◆ **To do**:
Take every line that has the string "subtitle" and copy it out.

________________

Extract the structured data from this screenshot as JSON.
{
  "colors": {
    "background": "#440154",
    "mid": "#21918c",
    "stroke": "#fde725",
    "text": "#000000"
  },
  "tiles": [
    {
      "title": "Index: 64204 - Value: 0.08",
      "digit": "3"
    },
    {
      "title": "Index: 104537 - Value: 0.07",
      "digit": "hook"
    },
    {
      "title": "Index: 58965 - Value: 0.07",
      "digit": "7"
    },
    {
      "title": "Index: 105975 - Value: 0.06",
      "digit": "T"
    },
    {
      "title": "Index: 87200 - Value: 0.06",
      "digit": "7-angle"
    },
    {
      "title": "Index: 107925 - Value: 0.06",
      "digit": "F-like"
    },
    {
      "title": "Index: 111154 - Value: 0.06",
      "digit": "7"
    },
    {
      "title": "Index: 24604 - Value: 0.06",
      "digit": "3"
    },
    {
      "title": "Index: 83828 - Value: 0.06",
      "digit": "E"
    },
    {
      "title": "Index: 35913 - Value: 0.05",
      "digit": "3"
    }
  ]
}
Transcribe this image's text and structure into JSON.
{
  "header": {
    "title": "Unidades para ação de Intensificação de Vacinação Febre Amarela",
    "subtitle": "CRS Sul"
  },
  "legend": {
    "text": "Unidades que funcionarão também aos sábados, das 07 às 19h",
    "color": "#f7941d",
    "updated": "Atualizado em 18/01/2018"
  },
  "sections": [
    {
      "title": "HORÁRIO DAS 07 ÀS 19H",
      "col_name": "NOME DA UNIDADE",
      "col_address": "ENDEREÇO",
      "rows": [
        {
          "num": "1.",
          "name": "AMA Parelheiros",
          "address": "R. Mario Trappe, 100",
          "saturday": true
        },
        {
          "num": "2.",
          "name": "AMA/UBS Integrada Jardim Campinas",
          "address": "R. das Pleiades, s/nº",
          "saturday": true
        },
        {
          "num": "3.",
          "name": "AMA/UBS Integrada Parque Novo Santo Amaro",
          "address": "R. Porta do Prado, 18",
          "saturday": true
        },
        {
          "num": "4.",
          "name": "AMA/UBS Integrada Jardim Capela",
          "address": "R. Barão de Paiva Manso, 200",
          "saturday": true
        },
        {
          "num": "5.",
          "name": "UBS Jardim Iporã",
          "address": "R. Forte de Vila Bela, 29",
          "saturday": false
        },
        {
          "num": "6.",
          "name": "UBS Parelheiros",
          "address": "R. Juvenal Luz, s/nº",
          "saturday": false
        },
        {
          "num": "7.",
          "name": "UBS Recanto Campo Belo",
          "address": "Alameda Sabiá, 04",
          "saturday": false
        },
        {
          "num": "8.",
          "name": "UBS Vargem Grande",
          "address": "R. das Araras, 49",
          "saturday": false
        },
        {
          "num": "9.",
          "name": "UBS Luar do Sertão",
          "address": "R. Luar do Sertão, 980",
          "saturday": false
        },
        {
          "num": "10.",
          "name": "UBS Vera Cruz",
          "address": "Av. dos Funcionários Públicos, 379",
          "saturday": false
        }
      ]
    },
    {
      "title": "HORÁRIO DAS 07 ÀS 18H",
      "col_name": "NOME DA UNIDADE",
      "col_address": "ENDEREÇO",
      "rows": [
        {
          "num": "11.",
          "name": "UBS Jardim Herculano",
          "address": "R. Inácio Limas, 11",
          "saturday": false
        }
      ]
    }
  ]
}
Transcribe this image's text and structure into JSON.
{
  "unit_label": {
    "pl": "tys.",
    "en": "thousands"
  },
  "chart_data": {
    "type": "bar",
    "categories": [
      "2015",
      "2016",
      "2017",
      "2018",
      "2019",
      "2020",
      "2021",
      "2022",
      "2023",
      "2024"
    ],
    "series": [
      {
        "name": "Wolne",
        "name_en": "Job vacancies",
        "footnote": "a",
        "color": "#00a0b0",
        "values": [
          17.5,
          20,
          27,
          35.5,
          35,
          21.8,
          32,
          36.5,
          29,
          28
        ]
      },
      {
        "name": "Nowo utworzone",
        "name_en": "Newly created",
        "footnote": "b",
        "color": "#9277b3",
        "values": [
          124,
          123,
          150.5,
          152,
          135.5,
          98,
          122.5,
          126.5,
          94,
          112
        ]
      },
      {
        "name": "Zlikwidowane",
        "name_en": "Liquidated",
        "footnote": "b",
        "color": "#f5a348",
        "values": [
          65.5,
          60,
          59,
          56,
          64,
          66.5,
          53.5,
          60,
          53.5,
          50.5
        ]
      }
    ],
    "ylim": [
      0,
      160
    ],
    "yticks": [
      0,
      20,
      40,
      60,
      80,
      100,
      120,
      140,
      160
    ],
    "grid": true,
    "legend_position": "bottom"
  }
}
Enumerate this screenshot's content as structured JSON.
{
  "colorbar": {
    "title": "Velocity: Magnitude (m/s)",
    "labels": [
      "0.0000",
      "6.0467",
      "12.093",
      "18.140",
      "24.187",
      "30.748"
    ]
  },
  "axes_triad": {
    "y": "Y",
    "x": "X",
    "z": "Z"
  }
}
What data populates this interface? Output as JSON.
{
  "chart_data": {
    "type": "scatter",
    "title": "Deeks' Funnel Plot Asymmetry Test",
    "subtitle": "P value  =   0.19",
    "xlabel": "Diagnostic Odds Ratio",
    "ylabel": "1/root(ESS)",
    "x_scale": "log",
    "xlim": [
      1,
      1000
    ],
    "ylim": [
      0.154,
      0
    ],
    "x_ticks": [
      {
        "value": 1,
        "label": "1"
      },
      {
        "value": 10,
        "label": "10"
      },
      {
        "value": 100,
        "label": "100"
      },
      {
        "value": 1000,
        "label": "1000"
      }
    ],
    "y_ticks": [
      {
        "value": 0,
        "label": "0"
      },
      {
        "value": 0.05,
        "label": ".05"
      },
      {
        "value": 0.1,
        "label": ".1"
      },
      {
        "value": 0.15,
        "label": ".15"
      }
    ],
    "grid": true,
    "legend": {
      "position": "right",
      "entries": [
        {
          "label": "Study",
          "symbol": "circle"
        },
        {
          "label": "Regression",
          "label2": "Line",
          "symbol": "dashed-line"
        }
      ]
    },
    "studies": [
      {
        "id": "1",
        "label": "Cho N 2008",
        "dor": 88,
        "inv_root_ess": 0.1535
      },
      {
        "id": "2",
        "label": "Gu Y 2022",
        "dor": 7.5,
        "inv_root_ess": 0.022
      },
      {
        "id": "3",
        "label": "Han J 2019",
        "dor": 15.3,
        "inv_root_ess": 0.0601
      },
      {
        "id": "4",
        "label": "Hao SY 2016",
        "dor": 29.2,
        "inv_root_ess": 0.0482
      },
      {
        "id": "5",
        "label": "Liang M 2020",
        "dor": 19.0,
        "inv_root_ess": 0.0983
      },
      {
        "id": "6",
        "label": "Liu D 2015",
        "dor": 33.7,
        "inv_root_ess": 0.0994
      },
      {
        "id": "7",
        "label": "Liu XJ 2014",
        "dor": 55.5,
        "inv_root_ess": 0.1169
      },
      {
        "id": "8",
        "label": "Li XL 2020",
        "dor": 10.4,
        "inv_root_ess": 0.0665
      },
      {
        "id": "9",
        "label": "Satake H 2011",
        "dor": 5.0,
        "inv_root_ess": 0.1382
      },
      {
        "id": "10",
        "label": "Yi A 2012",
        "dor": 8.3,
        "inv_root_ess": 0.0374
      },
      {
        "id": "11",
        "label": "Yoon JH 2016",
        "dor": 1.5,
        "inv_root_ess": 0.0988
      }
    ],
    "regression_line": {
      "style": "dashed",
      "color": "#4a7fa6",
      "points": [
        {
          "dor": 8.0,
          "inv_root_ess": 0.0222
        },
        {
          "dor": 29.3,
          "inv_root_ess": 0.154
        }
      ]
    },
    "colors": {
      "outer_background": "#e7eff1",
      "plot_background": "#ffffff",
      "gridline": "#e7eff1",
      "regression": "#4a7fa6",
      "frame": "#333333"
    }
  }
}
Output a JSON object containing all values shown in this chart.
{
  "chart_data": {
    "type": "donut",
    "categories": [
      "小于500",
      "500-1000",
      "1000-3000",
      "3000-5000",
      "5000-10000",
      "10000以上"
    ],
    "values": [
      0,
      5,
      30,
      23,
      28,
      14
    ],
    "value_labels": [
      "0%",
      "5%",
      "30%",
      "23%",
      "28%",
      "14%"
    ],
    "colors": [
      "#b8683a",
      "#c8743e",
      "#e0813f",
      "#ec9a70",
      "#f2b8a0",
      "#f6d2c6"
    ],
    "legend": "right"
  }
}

________________

◆ **Answer**:
    "subtitle": "CRS Sul"
    "subtitle": "P value  =   0.19",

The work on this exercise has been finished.